Data lines:
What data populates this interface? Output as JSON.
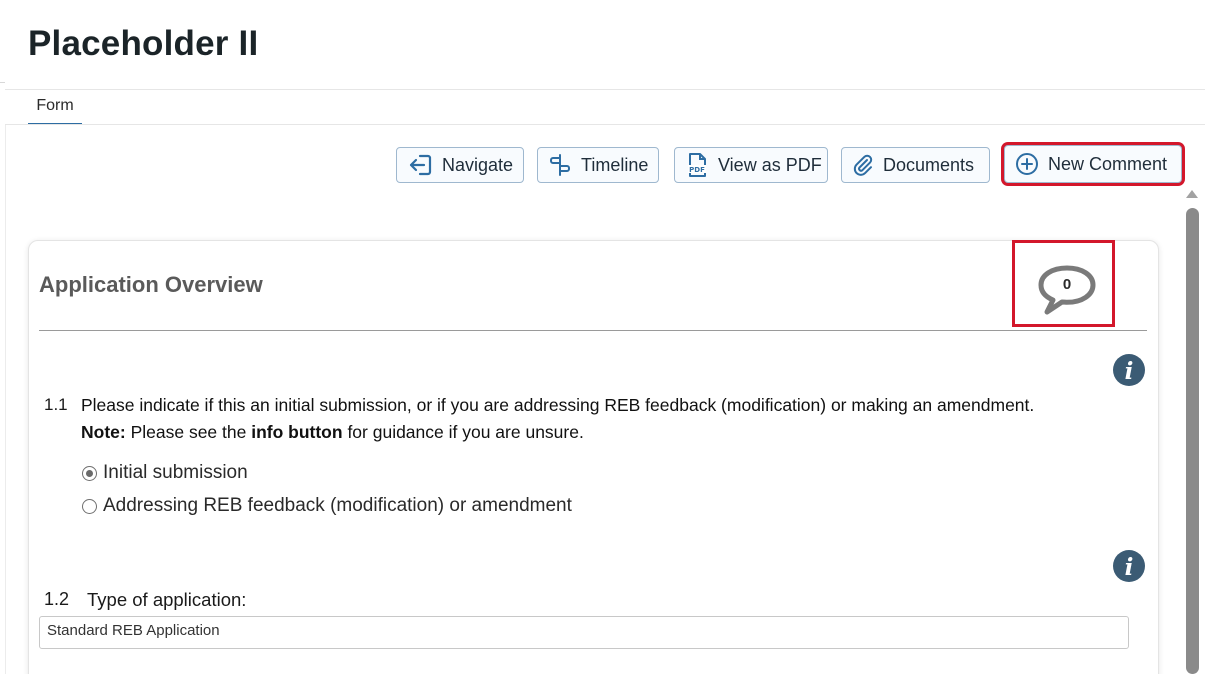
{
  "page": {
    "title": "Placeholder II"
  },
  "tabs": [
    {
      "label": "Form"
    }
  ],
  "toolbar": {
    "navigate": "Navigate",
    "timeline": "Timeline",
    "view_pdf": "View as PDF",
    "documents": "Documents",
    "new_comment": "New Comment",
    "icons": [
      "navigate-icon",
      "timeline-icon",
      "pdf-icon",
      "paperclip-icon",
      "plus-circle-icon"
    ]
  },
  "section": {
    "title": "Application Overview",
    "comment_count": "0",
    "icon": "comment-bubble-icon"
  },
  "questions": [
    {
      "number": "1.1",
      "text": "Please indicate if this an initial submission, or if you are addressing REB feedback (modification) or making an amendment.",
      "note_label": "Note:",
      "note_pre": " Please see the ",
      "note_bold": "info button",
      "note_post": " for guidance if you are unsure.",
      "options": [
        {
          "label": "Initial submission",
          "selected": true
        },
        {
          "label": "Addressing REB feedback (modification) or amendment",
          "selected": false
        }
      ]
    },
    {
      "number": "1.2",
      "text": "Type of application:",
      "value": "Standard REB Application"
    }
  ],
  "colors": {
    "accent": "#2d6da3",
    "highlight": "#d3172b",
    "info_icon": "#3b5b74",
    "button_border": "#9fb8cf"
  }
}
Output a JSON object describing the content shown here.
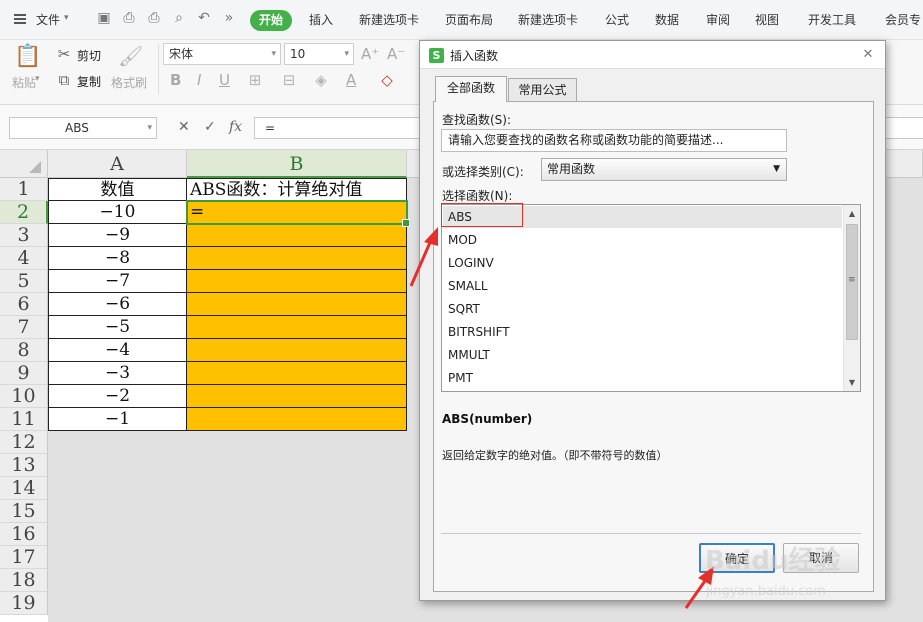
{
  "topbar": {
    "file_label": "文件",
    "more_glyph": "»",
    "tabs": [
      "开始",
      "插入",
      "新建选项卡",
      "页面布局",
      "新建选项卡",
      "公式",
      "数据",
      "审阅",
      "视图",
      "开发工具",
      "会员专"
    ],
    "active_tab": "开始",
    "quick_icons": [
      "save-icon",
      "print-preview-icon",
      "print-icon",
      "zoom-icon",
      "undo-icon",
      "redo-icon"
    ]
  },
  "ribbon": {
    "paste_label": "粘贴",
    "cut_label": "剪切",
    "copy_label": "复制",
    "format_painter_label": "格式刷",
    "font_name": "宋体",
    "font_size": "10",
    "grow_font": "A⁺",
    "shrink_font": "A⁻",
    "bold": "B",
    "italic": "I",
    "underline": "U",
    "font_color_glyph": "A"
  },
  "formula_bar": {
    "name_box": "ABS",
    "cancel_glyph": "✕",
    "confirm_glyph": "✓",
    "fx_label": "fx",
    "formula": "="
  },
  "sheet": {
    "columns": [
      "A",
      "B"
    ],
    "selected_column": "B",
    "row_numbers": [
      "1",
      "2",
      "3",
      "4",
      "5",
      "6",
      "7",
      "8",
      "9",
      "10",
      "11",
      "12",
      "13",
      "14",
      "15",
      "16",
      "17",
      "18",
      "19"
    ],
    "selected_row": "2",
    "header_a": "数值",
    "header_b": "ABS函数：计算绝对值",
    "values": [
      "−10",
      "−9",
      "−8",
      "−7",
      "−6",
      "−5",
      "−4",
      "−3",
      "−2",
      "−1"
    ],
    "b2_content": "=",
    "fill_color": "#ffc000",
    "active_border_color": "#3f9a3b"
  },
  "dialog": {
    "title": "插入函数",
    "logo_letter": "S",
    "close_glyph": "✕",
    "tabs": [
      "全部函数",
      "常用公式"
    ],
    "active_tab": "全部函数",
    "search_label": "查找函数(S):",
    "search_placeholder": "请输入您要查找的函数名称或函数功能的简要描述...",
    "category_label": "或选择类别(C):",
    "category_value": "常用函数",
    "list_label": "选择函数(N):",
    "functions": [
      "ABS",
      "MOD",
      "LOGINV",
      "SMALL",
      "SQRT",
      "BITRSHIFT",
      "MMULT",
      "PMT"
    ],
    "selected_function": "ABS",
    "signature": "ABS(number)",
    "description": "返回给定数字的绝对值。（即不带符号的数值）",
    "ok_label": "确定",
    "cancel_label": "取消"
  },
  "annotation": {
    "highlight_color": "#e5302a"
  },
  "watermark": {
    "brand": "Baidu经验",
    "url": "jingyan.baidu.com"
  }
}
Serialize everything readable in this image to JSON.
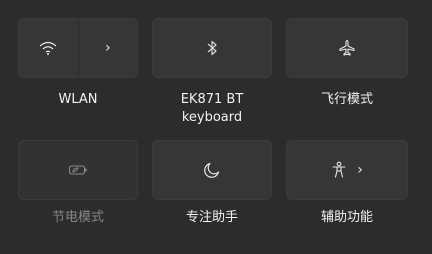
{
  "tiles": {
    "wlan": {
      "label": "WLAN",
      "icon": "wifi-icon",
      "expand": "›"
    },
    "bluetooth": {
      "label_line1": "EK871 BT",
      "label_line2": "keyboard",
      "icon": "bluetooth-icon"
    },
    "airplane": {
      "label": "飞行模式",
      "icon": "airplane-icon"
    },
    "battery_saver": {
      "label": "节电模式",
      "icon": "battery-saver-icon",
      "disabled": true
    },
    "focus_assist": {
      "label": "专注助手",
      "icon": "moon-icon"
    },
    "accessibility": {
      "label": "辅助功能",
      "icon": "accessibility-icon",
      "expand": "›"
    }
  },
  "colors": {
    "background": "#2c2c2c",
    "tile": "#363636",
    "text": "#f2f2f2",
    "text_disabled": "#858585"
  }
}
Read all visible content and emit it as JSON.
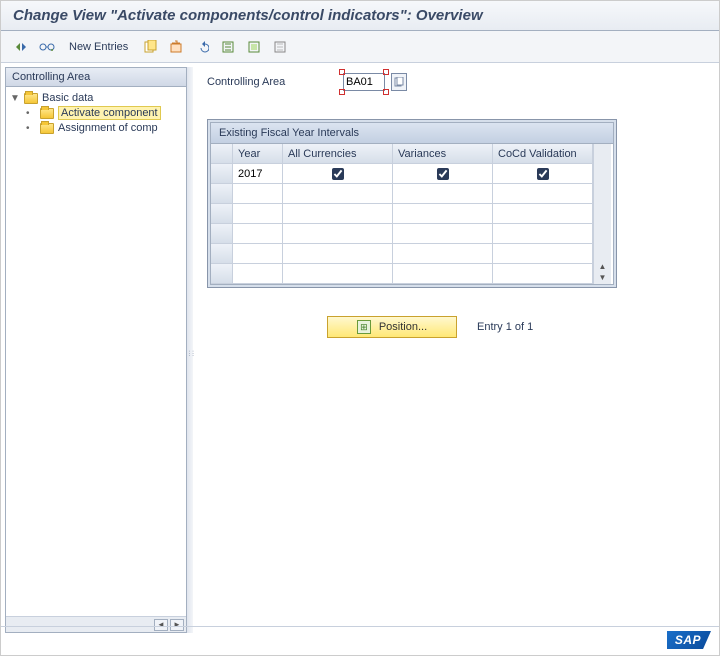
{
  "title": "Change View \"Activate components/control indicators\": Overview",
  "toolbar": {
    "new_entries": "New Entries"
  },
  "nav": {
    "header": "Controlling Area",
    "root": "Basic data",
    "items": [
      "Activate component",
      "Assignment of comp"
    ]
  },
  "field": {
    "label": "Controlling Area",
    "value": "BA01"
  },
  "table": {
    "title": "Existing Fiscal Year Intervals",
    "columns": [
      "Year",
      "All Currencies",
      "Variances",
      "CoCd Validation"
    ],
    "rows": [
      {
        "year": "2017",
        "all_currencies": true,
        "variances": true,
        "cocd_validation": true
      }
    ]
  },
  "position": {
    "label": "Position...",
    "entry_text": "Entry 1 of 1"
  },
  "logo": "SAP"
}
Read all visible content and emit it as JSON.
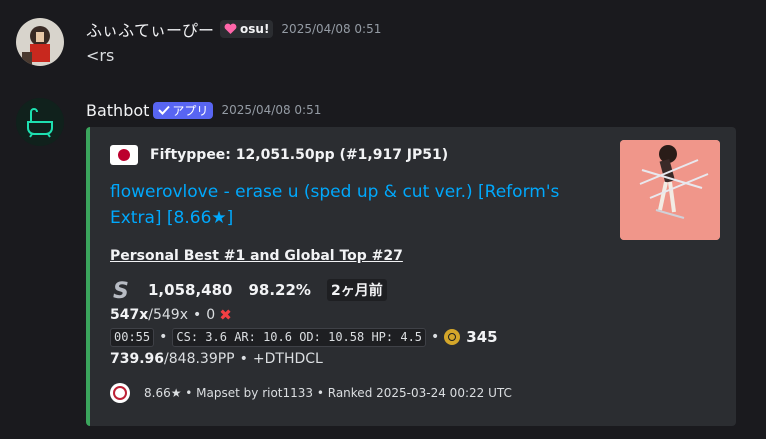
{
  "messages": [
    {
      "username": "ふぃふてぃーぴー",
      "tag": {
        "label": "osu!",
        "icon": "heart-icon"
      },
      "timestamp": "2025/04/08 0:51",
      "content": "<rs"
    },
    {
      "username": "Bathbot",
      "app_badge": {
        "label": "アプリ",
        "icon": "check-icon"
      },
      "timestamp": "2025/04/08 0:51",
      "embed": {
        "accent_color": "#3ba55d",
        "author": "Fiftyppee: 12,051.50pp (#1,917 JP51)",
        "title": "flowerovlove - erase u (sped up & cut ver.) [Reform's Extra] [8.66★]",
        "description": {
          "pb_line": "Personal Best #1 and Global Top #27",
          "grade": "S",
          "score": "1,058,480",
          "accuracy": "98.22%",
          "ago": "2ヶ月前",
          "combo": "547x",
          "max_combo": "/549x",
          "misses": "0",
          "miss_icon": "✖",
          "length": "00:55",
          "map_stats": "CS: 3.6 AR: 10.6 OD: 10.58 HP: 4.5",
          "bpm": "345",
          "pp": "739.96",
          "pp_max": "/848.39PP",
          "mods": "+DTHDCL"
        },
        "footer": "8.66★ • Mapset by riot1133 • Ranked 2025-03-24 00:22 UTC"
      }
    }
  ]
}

What you are asked to do: Reproduce the records verbatim, omitting all images they contain.

Answer to this task:
What data populates this interface? Output as JSON.
{
  "page": {
    "title": "Placeholder II"
  },
  "tabs": [
    {
      "label": "Form"
    }
  ],
  "toolbar": {
    "navigate": "Navigate",
    "timeline": "Timeline",
    "view_pdf": "View as PDF",
    "documents": "Documents",
    "new_comment": "New Comment",
    "icons": [
      "navigate-icon",
      "timeline-icon",
      "pdf-icon",
      "paperclip-icon",
      "plus-circle-icon"
    ]
  },
  "section": {
    "title": "Application Overview",
    "comment_count": "0",
    "icon": "comment-bubble-icon"
  },
  "questions": [
    {
      "number": "1.1",
      "text": "Please indicate if this an initial submission, or if you are addressing REB feedback (modification) or making an amendment.",
      "note_label": "Note:",
      "note_pre": " Please see the ",
      "note_bold": "info button",
      "note_post": " for guidance if you are unsure.",
      "options": [
        {
          "label": "Initial submission",
          "selected": true
        },
        {
          "label": "Addressing REB feedback (modification) or amendment",
          "selected": false
        }
      ]
    },
    {
      "number": "1.2",
      "text": "Type of application:",
      "value": "Standard REB Application"
    }
  ],
  "colors": {
    "accent": "#2d6da3",
    "highlight": "#d3172b",
    "info_icon": "#3b5b74",
    "button_border": "#9fb8cf"
  }
}
Output a JSON object describing the content shown here.
{
  "topbar": {
    "file_label": "文件",
    "more_glyph": "»",
    "tabs": [
      "开始",
      "插入",
      "新建选项卡",
      "页面布局",
      "新建选项卡",
      "公式",
      "数据",
      "审阅",
      "视图",
      "开发工具",
      "会员专"
    ],
    "active_tab": "开始",
    "quick_icons": [
      "save-icon",
      "print-preview-icon",
      "print-icon",
      "zoom-icon",
      "undo-icon",
      "redo-icon"
    ]
  },
  "ribbon": {
    "paste_label": "粘贴",
    "cut_label": "剪切",
    "copy_label": "复制",
    "format_painter_label": "格式刷",
    "font_name": "宋体",
    "font_size": "10",
    "grow_font": "A⁺",
    "shrink_font": "A⁻",
    "bold": "B",
    "italic": "I",
    "underline": "U",
    "font_color_glyph": "A"
  },
  "formula_bar": {
    "name_box": "ABS",
    "cancel_glyph": "✕",
    "confirm_glyph": "✓",
    "fx_label": "fx",
    "formula": "="
  },
  "sheet": {
    "columns": [
      "A",
      "B"
    ],
    "selected_column": "B",
    "row_numbers": [
      "1",
      "2",
      "3",
      "4",
      "5",
      "6",
      "7",
      "8",
      "9",
      "10",
      "11",
      "12",
      "13",
      "14",
      "15",
      "16",
      "17",
      "18",
      "19"
    ],
    "selected_row": "2",
    "header_a": "数值",
    "header_b": "ABS函数：计算绝对值",
    "values": [
      "−10",
      "−9",
      "−8",
      "−7",
      "−6",
      "−5",
      "−4",
      "−3",
      "−2",
      "−1"
    ],
    "b2_content": "=",
    "fill_color": "#ffc000",
    "active_border_color": "#3f9a3b"
  },
  "dialog": {
    "title": "插入函数",
    "logo_letter": "S",
    "close_glyph": "✕",
    "tabs": [
      "全部函数",
      "常用公式"
    ],
    "active_tab": "全部函数",
    "search_label": "查找函数(S):",
    "search_placeholder": "请输入您要查找的函数名称或函数功能的简要描述...",
    "category_label": "或选择类别(C):",
    "category_value": "常用函数",
    "list_label": "选择函数(N):",
    "functions": [
      "ABS",
      "MOD",
      "LOGINV",
      "SMALL",
      "SQRT",
      "BITRSHIFT",
      "MMULT",
      "PMT"
    ],
    "selected_function": "ABS",
    "signature": "ABS(number)",
    "description": "返回给定数字的绝对值。（即不带符号的数值）",
    "ok_label": "确定",
    "cancel_label": "取消"
  },
  "annotation": {
    "highlight_color": "#e5302a"
  },
  "watermark": {
    "brand": "Baidu经验",
    "url": "jingyan.baidu.com"
  }
}
Serialize everything readable in this image to JSON.
{
  "tiles": {
    "wlan": {
      "label": "WLAN",
      "icon": "wifi-icon",
      "expand": "›"
    },
    "bluetooth": {
      "label_line1": "EK871 BT",
      "label_line2": "keyboard",
      "icon": "bluetooth-icon"
    },
    "airplane": {
      "label": "飞行模式",
      "icon": "airplane-icon"
    },
    "battery_saver": {
      "label": "节电模式",
      "icon": "battery-saver-icon",
      "disabled": true
    },
    "focus_assist": {
      "label": "专注助手",
      "icon": "moon-icon"
    },
    "accessibility": {
      "label": "辅助功能",
      "icon": "accessibility-icon",
      "expand": "›"
    }
  },
  "colors": {
    "background": "#2c2c2c",
    "tile": "#363636",
    "text": "#f2f2f2",
    "text_disabled": "#858585"
  }
}
Read all visible content and emit it as JSON.
{
  "title": "Change View \"Activate components/control indicators\": Overview",
  "toolbar": {
    "new_entries": "New Entries"
  },
  "nav": {
    "header": "Controlling Area",
    "root": "Basic data",
    "items": [
      "Activate component",
      "Assignment of comp"
    ]
  },
  "field": {
    "label": "Controlling Area",
    "value": "BA01"
  },
  "table": {
    "title": "Existing Fiscal Year Intervals",
    "columns": [
      "Year",
      "All Currencies",
      "Variances",
      "CoCd Validation"
    ],
    "rows": [
      {
        "year": "2017",
        "all_currencies": true,
        "variances": true,
        "cocd_validation": true
      }
    ]
  },
  "position": {
    "label": "Position...",
    "entry_text": "Entry 1 of 1"
  },
  "logo": "SAP"
}
Read all visible content and emit it as JSON.
{
  "messages": [
    {
      "username": "ふぃふてぃーぴー",
      "tag": {
        "label": "osu!",
        "icon": "heart-icon"
      },
      "timestamp": "2025/04/08 0:51",
      "content": "<rs"
    },
    {
      "username": "Bathbot",
      "app_badge": {
        "label": "アプリ",
        "icon": "check-icon"
      },
      "timestamp": "2025/04/08 0:51",
      "embed": {
        "accent_color": "#3ba55d",
        "author": "Fiftyppee: 12,051.50pp (#1,917 JP51)",
        "title": "flowerovlove - erase u (sped up & cut ver.) [Reform's Extra] [8.66★]",
        "description": {
          "pb_line": "Personal Best #1 and Global Top #27",
          "grade": "S",
          "score": "1,058,480",
          "accuracy": "98.22%",
          "ago": "2ヶ月前",
          "combo": "547x",
          "max_combo": "/549x",
          "misses": "0",
          "miss_icon": "✖",
          "length": "00:55",
          "map_stats": "CS: 3.6 AR: 10.6 OD: 10.58 HP: 4.5",
          "bpm": "345",
          "pp": "739.96",
          "pp_max": "/848.39PP",
          "mods": "+DTHDCL"
        },
        "footer": "8.66★ • Mapset by riot1133 • Ranked 2025-03-24 00:22 UTC"
      }
    }
  ]
}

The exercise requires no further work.